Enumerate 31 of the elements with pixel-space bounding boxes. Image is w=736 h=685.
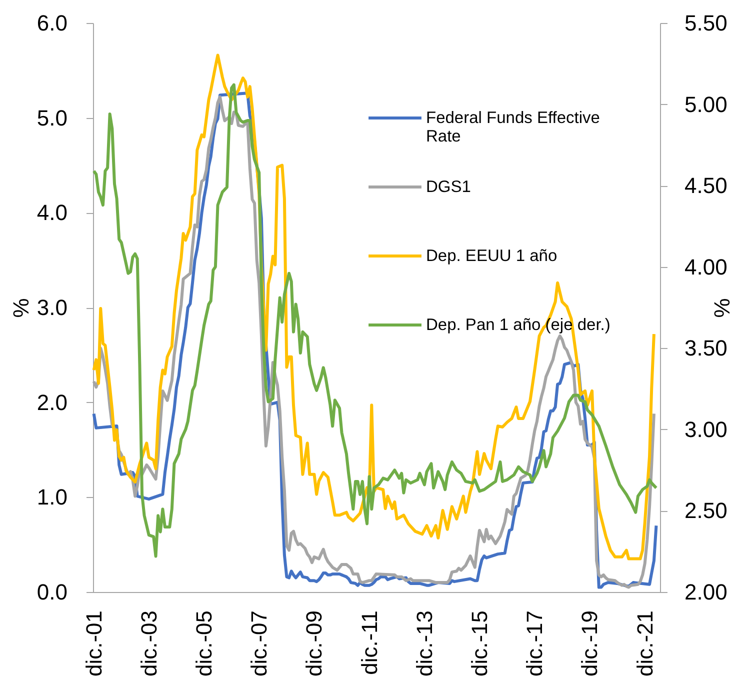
x-tick-label: dic.-17 <box>522 610 548 677</box>
y2-tick-label: 4.50 <box>684 173 728 198</box>
y2-axis-title: % <box>710 298 734 318</box>
y-tick-label: 1.0 <box>36 484 68 510</box>
x-tick-label: dic.-19 <box>577 610 602 677</box>
y-tick-label: 5.0 <box>36 105 68 130</box>
y2-tick-label: 2.50 <box>684 498 728 524</box>
y-tick-label: 2.0 <box>36 390 68 415</box>
x-tick-label: dic.-03 <box>136 610 162 677</box>
y-tick-label: 0.0 <box>36 580 68 604</box>
y2-tick-label: 5.50 <box>684 10 728 36</box>
y2-tick-label: 3.00 <box>684 416 728 442</box>
y-tick-label: 3.0 <box>36 295 68 320</box>
y-tick-label: 4.0 <box>36 200 68 226</box>
x-tick-label: dic.-01 <box>81 610 106 677</box>
legend-label: Dep. EEUU 1 año <box>426 247 558 265</box>
legend-label: Federal Funds Effective Rate <box>426 109 600 146</box>
x-tick-label: dic.-13 <box>412 610 437 677</box>
y2-tick-label: 5.00 <box>684 92 728 117</box>
x-tick-label: dic.-07 <box>246 610 272 677</box>
x-tick-label: dic.-05 <box>192 610 217 677</box>
x-tick-label: dic.-09 <box>302 610 327 677</box>
legend-label: DGS1 <box>426 178 471 196</box>
y2-tick-label: 2.00 <box>684 580 728 604</box>
x-tick-label: dic.-15 <box>467 610 492 677</box>
y2-tick-label: 3.50 <box>684 336 728 361</box>
x-tick-label: dic.-11 <box>356 610 382 675</box>
y-axis-title: % <box>8 298 34 318</box>
y-tick-label: 6.0 <box>36 10 68 36</box>
x-tick-label: dic.-21 <box>632 610 658 677</box>
y2-tick-label: 4.00 <box>684 254 728 280</box>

*****

== DO THIS ==
Can you return every row above unchanged, line for line, leaving out the picture?

== RESULT ==
Enumerate 31 of the elements with pixel-space bounding boxes. Image is w=736 h=685.
x-tick-label: dic.-17 <box>522 610 548 677</box>
y2-tick-label: 4.50 <box>684 173 728 198</box>
y2-axis-title: % <box>710 298 734 318</box>
y-tick-label: 1.0 <box>36 484 68 510</box>
x-tick-label: dic.-19 <box>577 610 602 677</box>
y-tick-label: 5.0 <box>36 105 68 130</box>
y2-tick-label: 2.50 <box>684 498 728 524</box>
y-tick-label: 2.0 <box>36 390 68 415</box>
x-tick-label: dic.-03 <box>136 610 162 677</box>
y-tick-label: 0.0 <box>36 580 68 604</box>
y2-tick-label: 5.50 <box>684 10 728 36</box>
y2-tick-label: 3.00 <box>684 416 728 442</box>
y-tick-label: 3.0 <box>36 295 68 320</box>
y-tick-label: 4.0 <box>36 200 68 226</box>
x-tick-label: dic.-01 <box>81 610 106 677</box>
legend-label: Dep. EEUU 1 año <box>426 247 558 265</box>
legend-label: Federal Funds Effective Rate <box>426 109 600 146</box>
x-tick-label: dic.-13 <box>412 610 437 677</box>
y2-tick-label: 5.00 <box>684 92 728 117</box>
x-tick-label: dic.-07 <box>246 610 272 677</box>
x-tick-label: dic.-05 <box>192 610 217 677</box>
x-tick-label: dic.-09 <box>302 610 327 677</box>
legend-label: DGS1 <box>426 178 471 196</box>
y2-tick-label: 2.00 <box>684 580 728 604</box>
x-tick-label: dic.-15 <box>467 610 492 677</box>
y2-tick-label: 3.50 <box>684 336 728 361</box>
x-tick-label: dic.-11 <box>356 610 382 675</box>
y-axis-title: % <box>8 298 34 318</box>
y-tick-label: 6.0 <box>36 10 68 36</box>
x-tick-label: dic.-21 <box>632 610 658 677</box>
y2-tick-label: 4.00 <box>684 254 728 280</box>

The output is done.